(YOUR OBJECTIVE):
Look through the lines below and extract each one that contains "Ostrich".

Excerpts from a figure dataset:
• • • •

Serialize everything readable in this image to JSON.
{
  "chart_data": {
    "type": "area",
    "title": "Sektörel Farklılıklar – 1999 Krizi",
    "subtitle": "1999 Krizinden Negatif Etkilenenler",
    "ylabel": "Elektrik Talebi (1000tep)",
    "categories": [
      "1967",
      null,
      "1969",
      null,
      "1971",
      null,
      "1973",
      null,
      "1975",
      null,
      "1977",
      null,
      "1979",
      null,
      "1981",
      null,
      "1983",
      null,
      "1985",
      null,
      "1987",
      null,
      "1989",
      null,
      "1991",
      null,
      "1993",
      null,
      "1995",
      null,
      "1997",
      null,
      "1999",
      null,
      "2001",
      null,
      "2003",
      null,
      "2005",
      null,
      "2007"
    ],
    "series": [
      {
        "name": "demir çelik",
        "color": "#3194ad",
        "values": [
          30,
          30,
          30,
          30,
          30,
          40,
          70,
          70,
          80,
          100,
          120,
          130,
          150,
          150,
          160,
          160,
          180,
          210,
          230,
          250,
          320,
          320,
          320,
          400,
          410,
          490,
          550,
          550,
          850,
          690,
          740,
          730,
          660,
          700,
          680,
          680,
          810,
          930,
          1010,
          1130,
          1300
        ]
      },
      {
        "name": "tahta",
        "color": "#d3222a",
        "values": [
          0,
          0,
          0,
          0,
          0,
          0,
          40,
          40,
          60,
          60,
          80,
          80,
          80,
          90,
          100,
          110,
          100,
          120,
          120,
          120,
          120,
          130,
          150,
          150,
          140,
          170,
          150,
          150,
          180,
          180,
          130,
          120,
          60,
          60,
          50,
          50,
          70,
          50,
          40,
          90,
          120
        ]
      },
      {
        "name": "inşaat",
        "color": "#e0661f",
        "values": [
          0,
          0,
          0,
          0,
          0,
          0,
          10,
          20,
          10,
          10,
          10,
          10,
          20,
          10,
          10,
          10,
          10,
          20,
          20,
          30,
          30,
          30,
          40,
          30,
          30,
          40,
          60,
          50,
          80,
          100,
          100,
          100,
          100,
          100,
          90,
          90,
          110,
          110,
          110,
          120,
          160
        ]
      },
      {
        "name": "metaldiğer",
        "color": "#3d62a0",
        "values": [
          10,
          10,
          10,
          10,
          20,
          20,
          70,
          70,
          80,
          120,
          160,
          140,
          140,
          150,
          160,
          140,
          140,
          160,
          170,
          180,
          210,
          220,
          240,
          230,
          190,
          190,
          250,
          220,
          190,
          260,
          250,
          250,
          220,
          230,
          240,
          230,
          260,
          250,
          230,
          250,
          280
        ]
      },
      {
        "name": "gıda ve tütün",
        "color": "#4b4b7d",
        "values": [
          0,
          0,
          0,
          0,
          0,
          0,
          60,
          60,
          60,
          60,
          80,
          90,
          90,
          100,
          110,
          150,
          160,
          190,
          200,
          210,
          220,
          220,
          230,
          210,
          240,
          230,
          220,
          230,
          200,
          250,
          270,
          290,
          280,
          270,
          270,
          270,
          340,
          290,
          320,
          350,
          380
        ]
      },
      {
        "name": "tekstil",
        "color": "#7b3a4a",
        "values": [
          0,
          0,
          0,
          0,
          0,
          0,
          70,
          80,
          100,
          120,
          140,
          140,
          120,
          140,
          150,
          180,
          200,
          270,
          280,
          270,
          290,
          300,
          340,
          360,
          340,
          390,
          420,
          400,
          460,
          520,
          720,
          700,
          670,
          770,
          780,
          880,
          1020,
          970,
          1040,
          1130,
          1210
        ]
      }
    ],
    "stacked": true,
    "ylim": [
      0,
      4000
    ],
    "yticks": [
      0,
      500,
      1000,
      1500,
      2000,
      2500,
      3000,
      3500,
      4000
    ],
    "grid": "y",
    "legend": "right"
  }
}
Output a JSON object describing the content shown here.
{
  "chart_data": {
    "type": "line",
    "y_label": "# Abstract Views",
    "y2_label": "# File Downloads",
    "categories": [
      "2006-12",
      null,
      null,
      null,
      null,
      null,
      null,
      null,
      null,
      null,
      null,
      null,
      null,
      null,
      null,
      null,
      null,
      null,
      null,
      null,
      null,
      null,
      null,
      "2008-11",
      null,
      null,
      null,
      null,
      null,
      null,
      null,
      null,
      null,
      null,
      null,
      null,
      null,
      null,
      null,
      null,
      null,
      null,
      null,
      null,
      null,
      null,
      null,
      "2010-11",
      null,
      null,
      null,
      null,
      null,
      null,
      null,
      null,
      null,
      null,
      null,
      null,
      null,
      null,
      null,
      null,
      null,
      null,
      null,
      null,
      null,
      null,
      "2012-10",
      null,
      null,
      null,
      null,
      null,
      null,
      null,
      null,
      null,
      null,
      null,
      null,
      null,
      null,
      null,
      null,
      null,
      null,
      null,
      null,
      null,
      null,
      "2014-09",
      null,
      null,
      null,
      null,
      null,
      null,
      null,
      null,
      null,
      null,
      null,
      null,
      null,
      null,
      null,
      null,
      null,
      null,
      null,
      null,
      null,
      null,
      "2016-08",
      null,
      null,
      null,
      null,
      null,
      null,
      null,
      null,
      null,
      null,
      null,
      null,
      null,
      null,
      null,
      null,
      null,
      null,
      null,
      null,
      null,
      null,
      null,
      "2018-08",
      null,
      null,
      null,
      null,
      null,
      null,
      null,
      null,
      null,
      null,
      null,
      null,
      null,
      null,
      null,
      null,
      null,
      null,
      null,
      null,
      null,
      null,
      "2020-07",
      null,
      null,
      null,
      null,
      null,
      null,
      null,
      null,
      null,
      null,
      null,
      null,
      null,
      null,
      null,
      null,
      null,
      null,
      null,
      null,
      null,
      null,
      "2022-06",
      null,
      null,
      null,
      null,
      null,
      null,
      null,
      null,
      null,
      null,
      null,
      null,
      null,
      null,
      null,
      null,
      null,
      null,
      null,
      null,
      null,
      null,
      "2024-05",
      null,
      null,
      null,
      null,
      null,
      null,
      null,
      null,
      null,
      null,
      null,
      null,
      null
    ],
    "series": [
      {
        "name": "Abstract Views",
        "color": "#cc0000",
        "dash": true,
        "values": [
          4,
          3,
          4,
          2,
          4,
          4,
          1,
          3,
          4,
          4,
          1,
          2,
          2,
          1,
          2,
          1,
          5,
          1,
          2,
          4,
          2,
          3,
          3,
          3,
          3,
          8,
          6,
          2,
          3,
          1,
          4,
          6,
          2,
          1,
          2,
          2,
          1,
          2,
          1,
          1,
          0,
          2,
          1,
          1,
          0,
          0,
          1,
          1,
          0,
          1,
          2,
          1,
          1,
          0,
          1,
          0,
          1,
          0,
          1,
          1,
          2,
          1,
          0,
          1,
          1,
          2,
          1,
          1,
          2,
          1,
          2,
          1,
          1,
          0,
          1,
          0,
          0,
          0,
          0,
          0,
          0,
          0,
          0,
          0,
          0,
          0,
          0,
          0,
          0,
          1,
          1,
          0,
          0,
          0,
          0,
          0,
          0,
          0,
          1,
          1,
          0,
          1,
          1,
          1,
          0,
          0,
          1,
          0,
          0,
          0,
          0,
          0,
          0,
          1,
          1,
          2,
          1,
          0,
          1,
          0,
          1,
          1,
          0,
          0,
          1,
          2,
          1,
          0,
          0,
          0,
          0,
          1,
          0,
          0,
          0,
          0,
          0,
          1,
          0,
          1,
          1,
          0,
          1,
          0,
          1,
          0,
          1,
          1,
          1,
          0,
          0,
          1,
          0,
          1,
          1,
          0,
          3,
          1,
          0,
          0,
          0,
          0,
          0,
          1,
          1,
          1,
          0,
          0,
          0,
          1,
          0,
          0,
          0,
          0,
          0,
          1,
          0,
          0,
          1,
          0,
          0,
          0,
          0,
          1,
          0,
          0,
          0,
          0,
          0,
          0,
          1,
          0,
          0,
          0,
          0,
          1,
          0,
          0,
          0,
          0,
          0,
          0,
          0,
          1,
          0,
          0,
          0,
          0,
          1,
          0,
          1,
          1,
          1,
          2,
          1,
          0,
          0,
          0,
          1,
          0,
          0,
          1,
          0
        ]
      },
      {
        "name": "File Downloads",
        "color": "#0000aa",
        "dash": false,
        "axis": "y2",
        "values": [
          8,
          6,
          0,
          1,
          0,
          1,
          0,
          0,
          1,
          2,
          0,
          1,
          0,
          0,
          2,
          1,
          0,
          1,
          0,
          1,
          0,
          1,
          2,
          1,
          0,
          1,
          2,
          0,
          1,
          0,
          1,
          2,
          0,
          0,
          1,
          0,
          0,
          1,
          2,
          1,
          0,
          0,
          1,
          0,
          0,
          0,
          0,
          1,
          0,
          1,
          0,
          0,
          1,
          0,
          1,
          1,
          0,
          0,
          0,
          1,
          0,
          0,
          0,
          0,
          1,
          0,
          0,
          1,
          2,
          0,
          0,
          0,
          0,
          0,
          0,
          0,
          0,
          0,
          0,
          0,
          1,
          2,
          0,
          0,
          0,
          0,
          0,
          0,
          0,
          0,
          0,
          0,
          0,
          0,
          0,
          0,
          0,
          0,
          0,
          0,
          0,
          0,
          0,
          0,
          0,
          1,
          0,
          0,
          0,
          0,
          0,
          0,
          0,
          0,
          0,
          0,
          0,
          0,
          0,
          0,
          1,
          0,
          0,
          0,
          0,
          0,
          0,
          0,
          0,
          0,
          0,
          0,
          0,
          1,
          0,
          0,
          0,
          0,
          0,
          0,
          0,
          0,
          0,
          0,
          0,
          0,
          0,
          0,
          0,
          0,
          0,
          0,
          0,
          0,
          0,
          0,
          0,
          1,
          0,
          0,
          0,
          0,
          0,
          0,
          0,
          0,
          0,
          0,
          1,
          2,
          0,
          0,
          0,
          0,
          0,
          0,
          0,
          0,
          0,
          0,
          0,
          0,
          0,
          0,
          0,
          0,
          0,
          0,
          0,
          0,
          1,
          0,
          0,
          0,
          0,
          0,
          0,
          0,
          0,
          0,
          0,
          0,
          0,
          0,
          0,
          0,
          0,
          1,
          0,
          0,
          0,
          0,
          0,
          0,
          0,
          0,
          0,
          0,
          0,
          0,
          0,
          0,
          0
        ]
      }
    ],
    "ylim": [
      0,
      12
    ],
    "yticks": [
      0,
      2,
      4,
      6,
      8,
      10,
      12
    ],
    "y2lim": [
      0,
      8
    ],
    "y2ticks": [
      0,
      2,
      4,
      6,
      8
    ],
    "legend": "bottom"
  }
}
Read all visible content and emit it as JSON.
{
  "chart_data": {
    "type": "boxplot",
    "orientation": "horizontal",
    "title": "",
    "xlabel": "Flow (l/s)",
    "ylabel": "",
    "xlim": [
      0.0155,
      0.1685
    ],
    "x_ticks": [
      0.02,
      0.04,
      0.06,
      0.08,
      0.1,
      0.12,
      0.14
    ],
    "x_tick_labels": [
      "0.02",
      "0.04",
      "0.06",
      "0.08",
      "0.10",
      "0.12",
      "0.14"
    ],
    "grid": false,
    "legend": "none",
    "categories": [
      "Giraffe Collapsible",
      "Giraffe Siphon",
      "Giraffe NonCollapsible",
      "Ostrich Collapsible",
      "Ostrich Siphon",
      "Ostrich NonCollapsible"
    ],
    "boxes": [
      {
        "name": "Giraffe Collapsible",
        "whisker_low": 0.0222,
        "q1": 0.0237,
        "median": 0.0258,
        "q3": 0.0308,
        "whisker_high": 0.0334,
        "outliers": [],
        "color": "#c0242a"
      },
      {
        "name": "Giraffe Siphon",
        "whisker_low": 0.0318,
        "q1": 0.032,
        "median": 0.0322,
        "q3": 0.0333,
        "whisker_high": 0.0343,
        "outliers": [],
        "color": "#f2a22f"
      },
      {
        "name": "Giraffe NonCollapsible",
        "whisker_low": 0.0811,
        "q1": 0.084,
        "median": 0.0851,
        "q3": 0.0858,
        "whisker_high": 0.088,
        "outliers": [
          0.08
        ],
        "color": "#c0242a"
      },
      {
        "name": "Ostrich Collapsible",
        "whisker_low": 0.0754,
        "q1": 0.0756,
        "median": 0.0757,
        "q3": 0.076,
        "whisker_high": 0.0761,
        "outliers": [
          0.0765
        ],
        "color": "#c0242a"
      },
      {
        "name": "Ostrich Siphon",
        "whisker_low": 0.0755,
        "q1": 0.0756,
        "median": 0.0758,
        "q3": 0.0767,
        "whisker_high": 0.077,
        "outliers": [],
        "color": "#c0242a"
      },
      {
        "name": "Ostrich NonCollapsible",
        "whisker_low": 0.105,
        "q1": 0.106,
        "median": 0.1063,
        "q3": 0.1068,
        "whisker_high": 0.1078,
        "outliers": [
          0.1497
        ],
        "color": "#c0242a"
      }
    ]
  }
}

• • • •

(SOLUTION TO THE PROBLEM):
      "Ostrich Collapsible",
      "Ostrich Siphon",
      "Ostrich NonCollapsible"
        "name": "Ostrich Collapsible",
        "name": "Ostrich Siphon",
        "name": "Ostrich NonCollapsible",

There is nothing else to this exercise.